Written request ▸
Show only lines that include "الدين".

** Start of Exercise materials **

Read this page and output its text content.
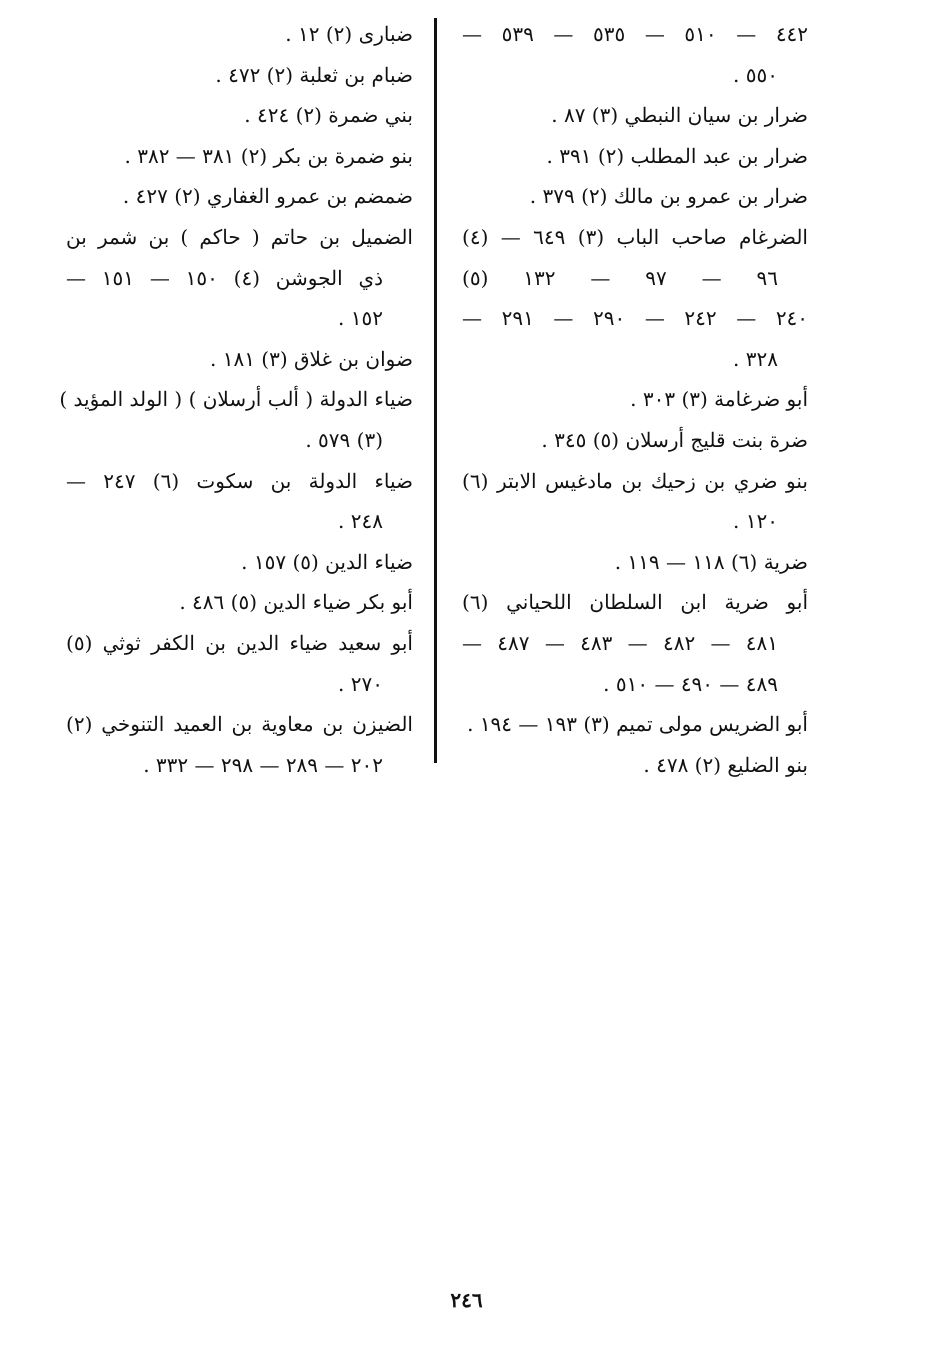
٤٤٢ — ٥١٠ — ٥٣٥ — ٥٣٩ —
٥٥٠ .
ضرار بن سيان النبطي (٣) ٨٧ .
ضرار بن عبد المطلب (٢) ٣٩١ .
ضرار بن عمرو بن مالك (٢) ٣٧٩ .
الضرغام صاحب الباب (٣) ٦٤٩ — (٤)
٩٦ — ٩٧ — ١٣٢ (٥)
٢٤٠ — ٢٤٢ — ٢٩٠ — ٢٩١ —
٣٢٨ .
أبو ضرغامة (٣) ٣٠٣ .
ضرة بنت قليج أرسلان (٥) ٣٤٥ .
بنو ضري بن زحيك بن مادغيس الابتر (٦)
١٢٠ .
ضرية (٦) ١١٨ — ١١٩ .
أبو ضرية ابن السلطان اللحياني (٦)
٤٨١ — ٤٨٢ — ٤٨٣ — ٤٨٧ —
٤٨٩ — ٤٩٠ — ٥١٠ .
أبو الضريس مولى تميم (٣) ١٩٣ — ١٩٤ .
بنو الضليع (٢) ٤٧٨ .
ضبارى (٢) ١٢ .
ضبام بن ثعلبة (٢) ٤٧٢ .
بني ضمرة (٢) ٤٢٤ .
بنو ضمرة بن بكر (٢) ٣٨١ — ٣٨٢ .
ضمضم بن عمرو الغفاري (٢) ٤٢٧ .
الضميل بن حاتم ( حاكم ) بن شمر بن
ذي الجوشن (٤) ١٥٠ — ١٥١ —
١٥٢ .
ضوان بن غلاق (٣) ١٨١ .
ضياء الدولة ( ألب أرسلان ) ( الولد المؤيد )
(٣) ٥٧٩ .
ضياء الدولة بن سكوت (٦) ٢٤٧ —
٢٤٨ .
ضياء الدين (٥) ١٥٧ .
أبو بكر ضياء الدين (٥) ٤٨٦ .
أبو سعيد ضياء الدين بن الكفر ثوثي (٥)
٢٧٠ .
الضيزن بن معاوية بن العميد التنوخي (٢)
٢٠٢ — ٢٨٩ — ٢٩٨ — ٣٣٢ .
٢٤٦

** End of Exercise materials **

Task output ▸
ضياء الدين (٥) ١٥٧ .
أبو بكر ضياء الدين (٥) ٤٨٦ .
أبو سعيد ضياء الدين بن الكفر ثوثي (٥)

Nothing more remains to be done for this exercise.